## BEGIN

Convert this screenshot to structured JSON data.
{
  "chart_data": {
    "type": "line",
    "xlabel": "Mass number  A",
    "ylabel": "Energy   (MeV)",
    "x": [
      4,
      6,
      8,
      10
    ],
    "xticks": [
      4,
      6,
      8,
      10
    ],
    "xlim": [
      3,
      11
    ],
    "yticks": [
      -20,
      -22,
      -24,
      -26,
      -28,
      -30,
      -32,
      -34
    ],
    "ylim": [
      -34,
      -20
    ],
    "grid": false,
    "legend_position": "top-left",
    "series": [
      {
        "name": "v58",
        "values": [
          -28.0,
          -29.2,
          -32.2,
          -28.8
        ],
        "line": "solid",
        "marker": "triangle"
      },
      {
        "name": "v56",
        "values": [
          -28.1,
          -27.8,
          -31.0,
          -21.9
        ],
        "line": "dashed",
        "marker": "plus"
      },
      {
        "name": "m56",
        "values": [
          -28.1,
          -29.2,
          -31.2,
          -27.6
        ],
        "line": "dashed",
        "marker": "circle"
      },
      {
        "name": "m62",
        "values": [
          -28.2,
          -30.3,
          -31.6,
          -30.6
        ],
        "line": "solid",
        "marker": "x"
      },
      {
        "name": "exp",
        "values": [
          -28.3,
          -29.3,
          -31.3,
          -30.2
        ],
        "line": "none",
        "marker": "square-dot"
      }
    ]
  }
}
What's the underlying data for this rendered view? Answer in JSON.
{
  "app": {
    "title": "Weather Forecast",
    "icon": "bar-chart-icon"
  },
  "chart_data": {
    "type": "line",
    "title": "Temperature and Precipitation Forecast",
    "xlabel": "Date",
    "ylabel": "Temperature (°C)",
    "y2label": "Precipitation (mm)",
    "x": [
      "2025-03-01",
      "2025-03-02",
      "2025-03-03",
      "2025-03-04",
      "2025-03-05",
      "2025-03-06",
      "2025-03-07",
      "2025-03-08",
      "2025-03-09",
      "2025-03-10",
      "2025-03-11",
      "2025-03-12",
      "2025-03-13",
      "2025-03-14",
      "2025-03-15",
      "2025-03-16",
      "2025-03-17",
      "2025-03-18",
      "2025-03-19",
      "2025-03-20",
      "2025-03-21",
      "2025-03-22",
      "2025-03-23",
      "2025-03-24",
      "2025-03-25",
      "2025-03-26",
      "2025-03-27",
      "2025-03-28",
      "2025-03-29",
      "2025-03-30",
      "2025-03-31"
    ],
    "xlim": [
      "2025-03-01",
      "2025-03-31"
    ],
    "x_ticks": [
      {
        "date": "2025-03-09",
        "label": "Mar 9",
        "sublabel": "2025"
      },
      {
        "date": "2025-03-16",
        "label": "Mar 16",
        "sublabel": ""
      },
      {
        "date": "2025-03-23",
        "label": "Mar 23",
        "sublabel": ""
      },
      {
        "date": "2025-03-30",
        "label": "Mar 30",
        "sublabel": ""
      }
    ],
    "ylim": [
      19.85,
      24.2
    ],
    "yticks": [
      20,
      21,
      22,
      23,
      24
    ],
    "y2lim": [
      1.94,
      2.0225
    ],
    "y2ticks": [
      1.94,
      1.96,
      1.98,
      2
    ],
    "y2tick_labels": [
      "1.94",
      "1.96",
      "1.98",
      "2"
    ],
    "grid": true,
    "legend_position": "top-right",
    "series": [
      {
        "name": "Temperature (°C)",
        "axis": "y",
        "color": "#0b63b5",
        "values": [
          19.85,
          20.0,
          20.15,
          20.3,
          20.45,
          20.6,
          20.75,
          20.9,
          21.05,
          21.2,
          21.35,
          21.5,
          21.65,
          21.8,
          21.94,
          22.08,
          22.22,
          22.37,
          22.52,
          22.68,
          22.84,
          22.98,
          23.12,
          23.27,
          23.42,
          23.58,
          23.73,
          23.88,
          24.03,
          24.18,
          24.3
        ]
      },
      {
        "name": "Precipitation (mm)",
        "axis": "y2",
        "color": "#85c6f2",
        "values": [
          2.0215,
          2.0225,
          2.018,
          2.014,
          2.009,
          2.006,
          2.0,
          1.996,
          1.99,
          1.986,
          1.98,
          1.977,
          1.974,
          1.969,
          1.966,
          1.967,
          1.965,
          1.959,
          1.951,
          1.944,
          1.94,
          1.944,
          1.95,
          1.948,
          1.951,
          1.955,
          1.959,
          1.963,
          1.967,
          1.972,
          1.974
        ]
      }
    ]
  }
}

## END

Work required: Go through the entries above and pull out each line with "Temperature" in it.

Output below:
    "title": "Temperature and Precipitation Forecast",
    "ylabel": "Temperature (°C)",
        "name": "Temperature (°C)",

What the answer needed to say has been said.